Task
Exact repetition of every entry is required.

Stored data:
☆ ☆ ☆ ☆ ☆
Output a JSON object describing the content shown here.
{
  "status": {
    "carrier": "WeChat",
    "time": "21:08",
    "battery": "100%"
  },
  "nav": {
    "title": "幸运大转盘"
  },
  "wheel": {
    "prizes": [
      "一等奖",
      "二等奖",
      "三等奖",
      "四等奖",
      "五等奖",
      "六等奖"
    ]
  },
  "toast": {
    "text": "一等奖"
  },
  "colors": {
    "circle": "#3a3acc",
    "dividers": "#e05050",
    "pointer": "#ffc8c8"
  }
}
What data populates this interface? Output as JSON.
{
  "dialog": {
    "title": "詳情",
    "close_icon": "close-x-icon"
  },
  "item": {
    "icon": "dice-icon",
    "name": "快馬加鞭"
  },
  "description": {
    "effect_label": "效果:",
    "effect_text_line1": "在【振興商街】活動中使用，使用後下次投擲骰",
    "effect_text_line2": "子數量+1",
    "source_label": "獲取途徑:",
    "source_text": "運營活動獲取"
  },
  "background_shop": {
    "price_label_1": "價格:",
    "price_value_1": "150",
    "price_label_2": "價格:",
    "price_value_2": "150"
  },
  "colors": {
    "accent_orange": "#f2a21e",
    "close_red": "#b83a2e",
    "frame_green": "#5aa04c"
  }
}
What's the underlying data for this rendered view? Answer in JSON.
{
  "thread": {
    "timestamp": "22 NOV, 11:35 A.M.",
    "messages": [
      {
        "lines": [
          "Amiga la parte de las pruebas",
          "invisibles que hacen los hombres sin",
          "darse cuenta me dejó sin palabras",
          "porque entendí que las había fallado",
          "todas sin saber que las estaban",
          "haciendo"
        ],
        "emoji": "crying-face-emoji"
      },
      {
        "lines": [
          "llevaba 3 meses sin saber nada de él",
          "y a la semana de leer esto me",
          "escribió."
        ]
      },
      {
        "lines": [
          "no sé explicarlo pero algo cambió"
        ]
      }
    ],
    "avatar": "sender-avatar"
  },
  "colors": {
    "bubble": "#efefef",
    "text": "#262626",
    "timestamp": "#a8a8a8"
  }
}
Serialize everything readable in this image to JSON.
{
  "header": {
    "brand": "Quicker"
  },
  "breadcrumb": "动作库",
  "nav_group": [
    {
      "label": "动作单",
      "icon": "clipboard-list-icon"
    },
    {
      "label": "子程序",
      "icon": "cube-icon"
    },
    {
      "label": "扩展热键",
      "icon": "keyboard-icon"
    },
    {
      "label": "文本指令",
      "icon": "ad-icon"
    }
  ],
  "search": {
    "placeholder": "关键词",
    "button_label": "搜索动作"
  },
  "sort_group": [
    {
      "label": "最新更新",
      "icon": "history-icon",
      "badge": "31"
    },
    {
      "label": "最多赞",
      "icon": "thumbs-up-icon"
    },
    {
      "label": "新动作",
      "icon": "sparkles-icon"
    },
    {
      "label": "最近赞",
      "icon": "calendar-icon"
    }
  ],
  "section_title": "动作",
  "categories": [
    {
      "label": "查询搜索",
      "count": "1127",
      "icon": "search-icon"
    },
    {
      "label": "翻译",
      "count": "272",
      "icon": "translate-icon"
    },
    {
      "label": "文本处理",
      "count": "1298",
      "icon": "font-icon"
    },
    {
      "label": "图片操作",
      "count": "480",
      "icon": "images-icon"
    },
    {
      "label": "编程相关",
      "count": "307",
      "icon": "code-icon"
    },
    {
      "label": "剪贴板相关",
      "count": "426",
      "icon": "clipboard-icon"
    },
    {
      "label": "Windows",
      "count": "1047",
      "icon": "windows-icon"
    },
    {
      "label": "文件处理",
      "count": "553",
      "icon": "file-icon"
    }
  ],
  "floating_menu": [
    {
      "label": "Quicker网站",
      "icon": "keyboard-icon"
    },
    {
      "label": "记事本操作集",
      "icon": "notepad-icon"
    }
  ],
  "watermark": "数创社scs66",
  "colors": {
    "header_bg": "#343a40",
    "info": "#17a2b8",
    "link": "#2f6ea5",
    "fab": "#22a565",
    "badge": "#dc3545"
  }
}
☆ ☆ ☆ ☆ ☆
Written solution
Output a JSON object describing the content shown here.
{
  "status": {
    "carrier": "WeChat",
    "time": "21:08",
    "battery": "100%"
  },
  "nav": {
    "title": "幸运大转盘"
  },
  "wheel": {
    "prizes": [
      "一等奖",
      "二等奖",
      "三等奖",
      "四等奖",
      "五等奖",
      "六等奖"
    ]
  },
  "toast": {
    "text": "一等奖"
  },
  "colors": {
    "circle": "#3a3acc",
    "dividers": "#e05050",
    "pointer": "#ffc8c8"
  }
}
What data populates this interface? Output as JSON.
{
  "dialog": {
    "title": "詳情",
    "close_icon": "close-x-icon"
  },
  "item": {
    "icon": "dice-icon",
    "name": "快馬加鞭"
  },
  "description": {
    "effect_label": "效果:",
    "effect_text_line1": "在【振興商街】活動中使用，使用後下次投擲骰",
    "effect_text_line2": "子數量+1",
    "source_label": "獲取途徑:",
    "source_text": "運營活動獲取"
  },
  "background_shop": {
    "price_label_1": "價格:",
    "price_value_1": "150",
    "price_label_2": "價格:",
    "price_value_2": "150"
  },
  "colors": {
    "accent_orange": "#f2a21e",
    "close_red": "#b83a2e",
    "frame_green": "#5aa04c"
  }
}
What's the underlying data for this rendered view? Answer in JSON.
{
  "thread": {
    "timestamp": "22 NOV, 11:35 A.M.",
    "messages": [
      {
        "lines": [
          "Amiga la parte de las pruebas",
          "invisibles que hacen los hombres sin",
          "darse cuenta me dejó sin palabras",
          "porque entendí que las había fallado",
          "todas sin saber que las estaban",
          "haciendo"
        ],
        "emoji": "crying-face-emoji"
      },
      {
        "lines": [
          "llevaba 3 meses sin saber nada de él",
          "y a la semana de leer esto me",
          "escribió."
        ]
      },
      {
        "lines": [
          "no sé explicarlo pero algo cambió"
        ]
      }
    ],
    "avatar": "sender-avatar"
  },
  "colors": {
    "bubble": "#efefef",
    "text": "#262626",
    "timestamp": "#a8a8a8"
  }
}
Serialize everything readable in this image to JSON.
{
  "header": {
    "brand": "Quicker"
  },
  "breadcrumb": "动作库",
  "nav_group": [
    {
      "label": "动作单",
      "icon": "clipboard-list-icon"
    },
    {
      "label": "子程序",
      "icon": "cube-icon"
    },
    {
      "label": "扩展热键",
      "icon": "keyboard-icon"
    },
    {
      "label": "文本指令",
      "icon": "ad-icon"
    }
  ],
  "search": {
    "placeholder": "关键词",
    "button_label": "搜索动作"
  },
  "sort_group": [
    {
      "label": "最新更新",
      "icon": "history-icon",
      "badge": "31"
    },
    {
      "label": "最多赞",
      "icon": "thumbs-up-icon"
    },
    {
      "label": "新动作",
      "icon": "sparkles-icon"
    },
    {
      "label": "最近赞",
      "icon": "calendar-icon"
    }
  ],
  "section_title": "动作",
  "categories": [
    {
      "label": "查询搜索",
      "count": "1127",
      "icon": "search-icon"
    },
    {
      "label": "翻译",
      "count": "272",
      "icon": "translate-icon"
    },
    {
      "label": "文本处理",
      "count": "1298",
      "icon": "font-icon"
    },
    {
      "label": "图片操作",
      "count": "480",
      "icon": "images-icon"
    },
    {
      "label": "编程相关",
      "count": "307",
      "icon": "code-icon"
    },
    {
      "label": "剪贴板相关",
      "count": "426",
      "icon": "clipboard-icon"
    },
    {
      "label": "Windows",
      "count": "1047",
      "icon": "windows-icon"
    },
    {
      "label": "文件处理",
      "count": "553",
      "icon": "file-icon"
    }
  ],
  "floating_menu": [
    {
      "label": "Quicker网站",
      "icon": "keyboard-icon"
    },
    {
      "label": "记事本操作集",
      "icon": "notepad-icon"
    }
  ],
  "watermark": "数创社scs66",
  "colors": {
    "header_bg": "#343a40",
    "info": "#17a2b8",
    "link": "#2f6ea5",
    "fab": "#22a565",
    "badge": "#dc3545"
  }
}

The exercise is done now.